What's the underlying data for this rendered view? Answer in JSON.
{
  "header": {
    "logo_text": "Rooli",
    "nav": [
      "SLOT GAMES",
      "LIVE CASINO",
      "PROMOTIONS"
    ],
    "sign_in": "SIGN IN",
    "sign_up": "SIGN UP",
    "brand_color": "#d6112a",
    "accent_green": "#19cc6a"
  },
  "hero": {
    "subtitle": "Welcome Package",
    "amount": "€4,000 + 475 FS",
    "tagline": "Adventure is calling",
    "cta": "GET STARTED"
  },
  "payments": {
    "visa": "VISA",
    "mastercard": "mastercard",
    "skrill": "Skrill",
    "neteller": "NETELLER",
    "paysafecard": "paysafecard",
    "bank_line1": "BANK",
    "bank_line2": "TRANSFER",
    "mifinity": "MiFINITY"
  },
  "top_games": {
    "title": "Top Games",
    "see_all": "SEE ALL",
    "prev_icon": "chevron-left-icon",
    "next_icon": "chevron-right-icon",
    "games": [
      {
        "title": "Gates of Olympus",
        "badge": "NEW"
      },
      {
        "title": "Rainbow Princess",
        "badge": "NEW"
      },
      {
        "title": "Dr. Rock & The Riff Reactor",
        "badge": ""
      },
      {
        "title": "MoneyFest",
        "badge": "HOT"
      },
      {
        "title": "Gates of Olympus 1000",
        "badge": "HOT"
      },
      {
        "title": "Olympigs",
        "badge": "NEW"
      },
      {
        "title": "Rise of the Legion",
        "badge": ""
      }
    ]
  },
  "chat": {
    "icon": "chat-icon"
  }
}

****

**TASK TO COMPLETE:** Write out the full listing exactly as given.

**PROBLEM SOLUTION:**
What's the underlying data for this rendered view? Answer in JSON.
{
  "header": {
    "logo_text": "Rooli",
    "nav": [
      "SLOT GAMES",
      "LIVE CASINO",
      "PROMOTIONS"
    ],
    "sign_in": "SIGN IN",
    "sign_up": "SIGN UP",
    "brand_color": "#d6112a",
    "accent_green": "#19cc6a"
  },
  "hero": {
    "subtitle": "Welcome Package",
    "amount": "€4,000 + 475 FS",
    "tagline": "Adventure is calling",
    "cta": "GET STARTED"
  },
  "payments": {
    "visa": "VISA",
    "mastercard": "mastercard",
    "skrill": "Skrill",
    "neteller": "NETELLER",
    "paysafecard": "paysafecard",
    "bank_line1": "BANK",
    "bank_line2": "TRANSFER",
    "mifinity": "MiFINITY"
  },
  "top_games": {
    "title": "Top Games",
    "see_all": "SEE ALL",
    "prev_icon": "chevron-left-icon",
    "next_icon": "chevron-right-icon",
    "games": [
      {
        "title": "Gates of Olympus",
        "badge": "NEW"
      },
      {
        "title": "Rainbow Princess",
        "badge": "NEW"
      },
      {
        "title": "Dr. Rock & The Riff Reactor",
        "badge": ""
      },
      {
        "title": "MoneyFest",
        "badge": "HOT"
      },
      {
        "title": "Gates of Olympus 1000",
        "badge": "HOT"
      },
      {
        "title": "Olympigs",
        "badge": "NEW"
      },
      {
        "title": "Rise of the Legion",
        "badge": ""
      }
    ]
  },
  "chat": {
    "icon": "chat-icon"
  }
}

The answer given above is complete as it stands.